• [TASK ITEM] Give the data again exactly, without its images.

[Items from a figure collection]
——
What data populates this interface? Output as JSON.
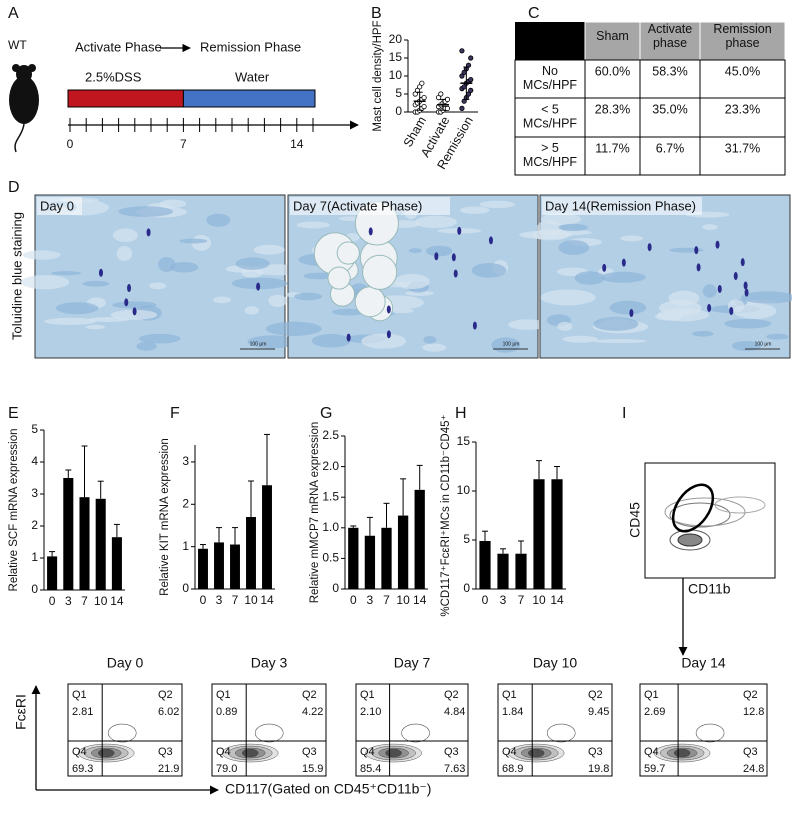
{
  "panel_labels": [
    "A",
    "B",
    "C",
    "D",
    "E",
    "F",
    "G",
    "H",
    "I"
  ],
  "timeline": {
    "mouse_label": "WT",
    "phase_1": "Activate Phase",
    "phase_2": "Remission Phase",
    "treatment_1": "2.5%DSS",
    "treatment_2": "Water",
    "ticks": [
      0,
      7,
      14
    ]
  },
  "table": {
    "header": [
      "Sham",
      "Activate phase",
      "Remission phase"
    ],
    "rows": [
      {
        "label": "No MCs/HPF",
        "cells": [
          "60.0%",
          "58.3%",
          "45.0%"
        ]
      },
      {
        "label": "< 5 MCs/HPF",
        "cells": [
          "28.3%",
          "35.0%",
          "23.3%"
        ]
      },
      {
        "label": "> 5 MCs/HPF",
        "cells": [
          "11.7%",
          "6.7%",
          "31.7%"
        ]
      }
    ]
  },
  "staining": {
    "y_label": "Toluidine blue staining",
    "scale_bar": "100 μm",
    "images": [
      "Day 0",
      "Day 7(Activate Phase)",
      "Day 14(Remission Phase)"
    ]
  },
  "chart_data": [
    {
      "type": "dot",
      "y_label": "Mast cell density/HPF",
      "categories": [
        "Sham",
        "Activate",
        "Remission"
      ],
      "values": [
        3,
        2,
        8
      ],
      "errors": [
        2.5,
        1.5,
        4.5
      ],
      "colors": [
        "#ffffff",
        "#ffffff",
        "#3b3560"
      ],
      "points": [
        [
          0,
          0,
          0.5,
          1,
          1.5,
          2,
          2.5,
          3,
          3.5,
          4,
          5,
          6,
          7,
          8
        ],
        [
          0,
          0,
          0.5,
          1,
          1,
          1.5,
          2,
          2.5,
          3,
          3.5,
          4,
          5
        ],
        [
          1,
          3,
          4,
          5,
          6,
          6.5,
          7,
          8,
          8.5,
          9,
          10,
          11,
          12,
          13,
          15,
          17
        ]
      ],
      "ylim": [
        0,
        20
      ],
      "yticks": [
        0,
        5,
        10,
        15,
        20
      ]
    },
    {
      "type": "bar",
      "y_label": "Relative SCF mRNA expression",
      "categories": [
        "0",
        "3",
        "7",
        "10",
        "14"
      ],
      "values": [
        1.05,
        3.5,
        2.9,
        2.85,
        1.65
      ],
      "errors": [
        0.15,
        0.25,
        1.6,
        0.55,
        0.4
      ],
      "color": "#000000",
      "ylim": [
        0,
        5
      ],
      "yticks": [
        0,
        1,
        2,
        3,
        4,
        5
      ]
    },
    {
      "type": "bar",
      "y_label": "Relative KIT mRNA expression",
      "categories": [
        "0",
        "3",
        "7",
        "10",
        "14"
      ],
      "values": [
        0.95,
        1.1,
        1.05,
        1.7,
        2.45
      ],
      "errors": [
        0.1,
        0.35,
        0.4,
        0.85,
        1.2
      ],
      "color": "#000000",
      "ylim": [
        0,
        3.4
      ],
      "yticks": [
        0,
        1,
        2,
        3
      ]
    },
    {
      "type": "bar",
      "y_label": "Relative mMCP7 mRNA expression",
      "categories": [
        "0",
        "3",
        "7",
        "10",
        "14"
      ],
      "values": [
        1.0,
        0.87,
        1.0,
        1.2,
        1.62
      ],
      "errors": [
        0.03,
        0.3,
        0.4,
        0.6,
        0.4
      ],
      "color": "#000000",
      "ylim": [
        0,
        2.5
      ],
      "yticks": [
        0,
        0.5,
        {
          "value": 1,
          "label": "1.0"
        },
        1.5,
        {
          "value": 2,
          "label": "2.0"
        },
        2.5
      ]
    },
    {
      "type": "bar",
      "y_label": "%CD117⁺FcεRI⁺MCs in CD11b⁻CD45⁺",
      "categories": [
        "0",
        "3",
        "7",
        "10",
        "14"
      ],
      "values": [
        4.9,
        3.6,
        3.6,
        11.2,
        11.2
      ],
      "errors": [
        1.0,
        0.5,
        1.3,
        1.9,
        1.3
      ],
      "color": "#000000",
      "ylim": [
        0,
        15
      ],
      "yticks": [
        0,
        5,
        10,
        15
      ]
    }
  ],
  "gate": {
    "y_label": "CD45",
    "x_label": "CD11b"
  },
  "flow": {
    "y_label": "FcεRI",
    "x_label": "CD117(Gated on CD45⁺CD11b⁻)",
    "panels": [
      {
        "title": "Day 0",
        "quadrants": [
          {
            "name": "Q1",
            "value": "2.81"
          },
          {
            "name": "Q2",
            "value": "6.02"
          },
          {
            "name": "Q3",
            "value": "21.9"
          },
          {
            "name": "Q4",
            "value": "69.3"
          }
        ]
      },
      {
        "title": "Day 3",
        "quadrants": [
          {
            "name": "Q1",
            "value": "0.89"
          },
          {
            "name": "Q2",
            "value": "4.22"
          },
          {
            "name": "Q3",
            "value": "15.9"
          },
          {
            "name": "Q4",
            "value": "79.0"
          }
        ]
      },
      {
        "title": "Day 7",
        "quadrants": [
          {
            "name": "Q1",
            "value": "2.10"
          },
          {
            "name": "Q2",
            "value": "4.84"
          },
          {
            "name": "Q3",
            "value": "7.63"
          },
          {
            "name": "Q4",
            "value": "85.4"
          }
        ]
      },
      {
        "title": "Day 10",
        "quadrants": [
          {
            "name": "Q1",
            "value": "1.84"
          },
          {
            "name": "Q2",
            "value": "9.45"
          },
          {
            "name": "Q3",
            "value": "19.8"
          },
          {
            "name": "Q4",
            "value": "68.9"
          }
        ]
      },
      {
        "title": "Day 14",
        "quadrants": [
          {
            "name": "Q1",
            "value": "2.69"
          },
          {
            "name": "Q2",
            "value": "12.8"
          },
          {
            "name": "Q3",
            "value": "24.8"
          },
          {
            "name": "Q4",
            "value": "59.7"
          }
        ]
      }
    ]
  }
}
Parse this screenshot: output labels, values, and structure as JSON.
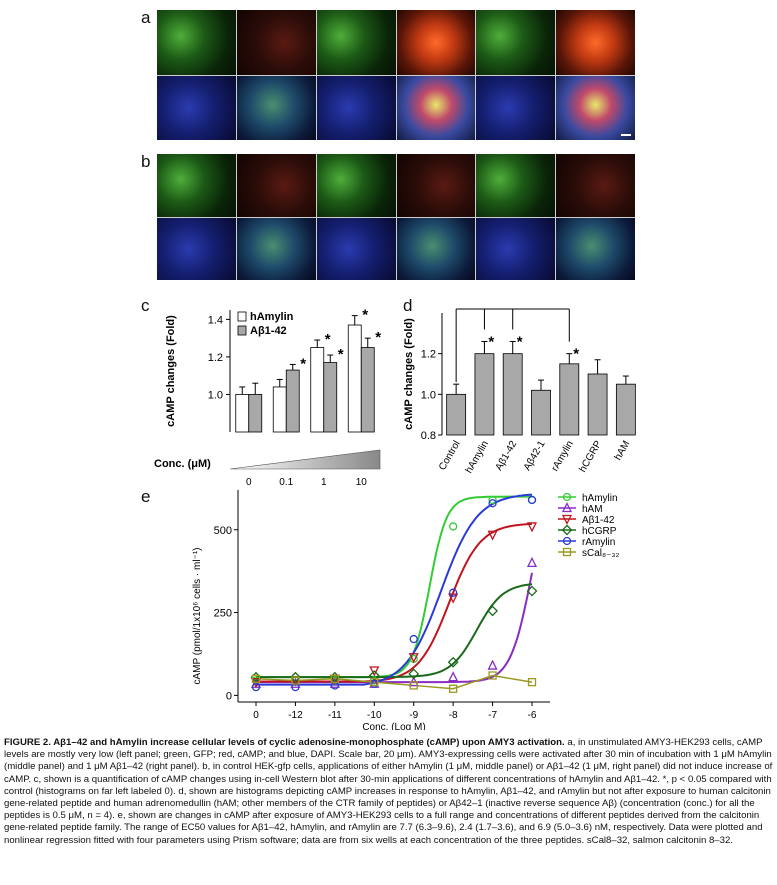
——
• [ANSWER TO THIS TASK]
What data populates this interface? Output as JSON.
{
  "panel_labels": [
    "A",
    "B",
    "C",
    "D",
    "E",
    "F",
    "G",
    "H",
    "I"
  ],
  "timeline": {
    "mouse_label": "WT",
    "phase_1": "Activate Phase",
    "phase_2": "Remission Phase",
    "treatment_1": "2.5%DSS",
    "treatment_2": "Water",
    "ticks": [
      0,
      7,
      14
    ]
  },
  "table": {
    "header": [
      "Sham",
      "Activate phase",
      "Remission phase"
    ],
    "rows": [
      {
        "label": "No MCs/HPF",
        "cells": [
          "60.0%",
          "58.3%",
          "45.0%"
        ]
      },
      {
        "label": "< 5 MCs/HPF",
        "cells": [
          "28.3%",
          "35.0%",
          "23.3%"
        ]
      },
      {
        "label": "> 5 MCs/HPF",
        "cells": [
          "11.7%",
          "6.7%",
          "31.7%"
        ]
      }
    ]
  },
  "staining": {
    "y_label": "Toluidine blue staining",
    "scale_bar": "100 μm",
    "images": [
      "Day 0",
      "Day 7(Activate Phase)",
      "Day 14(Remission Phase)"
    ]
  },
  "chart_data": [
    {
      "type": "dot",
      "y_label": "Mast cell density/HPF",
      "categories": [
        "Sham",
        "Activate",
        "Remission"
      ],
      "values": [
        3,
        2,
        8
      ],
      "errors": [
        2.5,
        1.5,
        4.5
      ],
      "colors": [
        "#ffffff",
        "#ffffff",
        "#3b3560"
      ],
      "points": [
        [
          0,
          0,
          0.5,
          1,
          1.5,
          2,
          2.5,
          3,
          3.5,
          4,
          5,
          6,
          7,
          8
        ],
        [
          0,
          0,
          0.5,
          1,
          1,
          1.5,
          2,
          2.5,
          3,
          3.5,
          4,
          5
        ],
        [
          1,
          3,
          4,
          5,
          6,
          6.5,
          7,
          8,
          8.5,
          9,
          10,
          11,
          12,
          13,
          15,
          17
        ]
      ],
      "ylim": [
        0,
        20
      ],
      "yticks": [
        0,
        5,
        10,
        15,
        20
      ]
    },
    {
      "type": "bar",
      "y_label": "Relative SCF mRNA expression",
      "categories": [
        "0",
        "3",
        "7",
        "10",
        "14"
      ],
      "values": [
        1.05,
        3.5,
        2.9,
        2.85,
        1.65
      ],
      "errors": [
        0.15,
        0.25,
        1.6,
        0.55,
        0.4
      ],
      "color": "#000000",
      "ylim": [
        0,
        5
      ],
      "yticks": [
        0,
        1,
        2,
        3,
        4,
        5
      ]
    },
    {
      "type": "bar",
      "y_label": "Relative KIT mRNA expression",
      "categories": [
        "0",
        "3",
        "7",
        "10",
        "14"
      ],
      "values": [
        0.95,
        1.1,
        1.05,
        1.7,
        2.45
      ],
      "errors": [
        0.1,
        0.35,
        0.4,
        0.85,
        1.2
      ],
      "color": "#000000",
      "ylim": [
        0,
        3.4
      ],
      "yticks": [
        0,
        1,
        2,
        3
      ]
    },
    {
      "type": "bar",
      "y_label": "Relative mMCP7 mRNA expression",
      "categories": [
        "0",
        "3",
        "7",
        "10",
        "14"
      ],
      "values": [
        1.0,
        0.87,
        1.0,
        1.2,
        1.62
      ],
      "errors": [
        0.03,
        0.3,
        0.4,
        0.6,
        0.4
      ],
      "color": "#000000",
      "ylim": [
        0,
        2.5
      ],
      "yticks": [
        0,
        0.5,
        {
          "value": 1,
          "label": "1.0"
        },
        1.5,
        {
          "value": 2,
          "label": "2.0"
        },
        2.5
      ]
    },
    {
      "type": "bar",
      "y_label": "%CD117⁺FcεRI⁺MCs in CD11b⁻CD45⁺",
      "categories": [
        "0",
        "3",
        "7",
        "10",
        "14"
      ],
      "values": [
        4.9,
        3.6,
        3.6,
        11.2,
        11.2
      ],
      "errors": [
        1.0,
        0.5,
        1.3,
        1.9,
        1.3
      ],
      "color": "#000000",
      "ylim": [
        0,
        15
      ],
      "yticks": [
        0,
        5,
        10,
        15
      ]
    }
  ],
  "gate": {
    "y_label": "CD45",
    "x_label": "CD11b"
  },
  "flow": {
    "y_label": "FcεRI",
    "x_label": "CD117(Gated on CD45⁺CD11b⁻)",
    "panels": [
      {
        "title": "Day 0",
        "quadrants": [
          {
            "name": "Q1",
            "value": "2.81"
          },
          {
            "name": "Q2",
            "value": "6.02"
          },
          {
            "name": "Q3",
            "value": "21.9"
          },
          {
            "name": "Q4",
            "value": "69.3"
          }
        ]
      },
      {
        "title": "Day 3",
        "quadrants": [
          {
            "name": "Q1",
            "value": "0.89"
          },
          {
            "name": "Q2",
            "value": "4.22"
          },
          {
            "name": "Q3",
            "value": "15.9"
          },
          {
            "name": "Q4",
            "value": "79.0"
          }
        ]
      },
      {
        "title": "Day 7",
        "quadrants": [
          {
            "name": "Q1",
            "value": "2.10"
          },
          {
            "name": "Q2",
            "value": "4.84"
          },
          {
            "name": "Q3",
            "value": "7.63"
          },
          {
            "name": "Q4",
            "value": "85.4"
          }
        ]
      },
      {
        "title": "Day 10",
        "quadrants": [
          {
            "name": "Q1",
            "value": "1.84"
          },
          {
            "name": "Q2",
            "value": "9.45"
          },
          {
            "name": "Q3",
            "value": "19.8"
          },
          {
            "name": "Q4",
            "value": "68.9"
          }
        ]
      },
      {
        "title": "Day 14",
        "quadrants": [
          {
            "name": "Q1",
            "value": "2.69"
          },
          {
            "name": "Q2",
            "value": "12.8"
          },
          {
            "name": "Q3",
            "value": "24.8"
          },
          {
            "name": "Q4",
            "value": "59.7"
          }
        ]
      }
    ]
  }
}
Parse this screenshot: output labels, values, and structure as JSON.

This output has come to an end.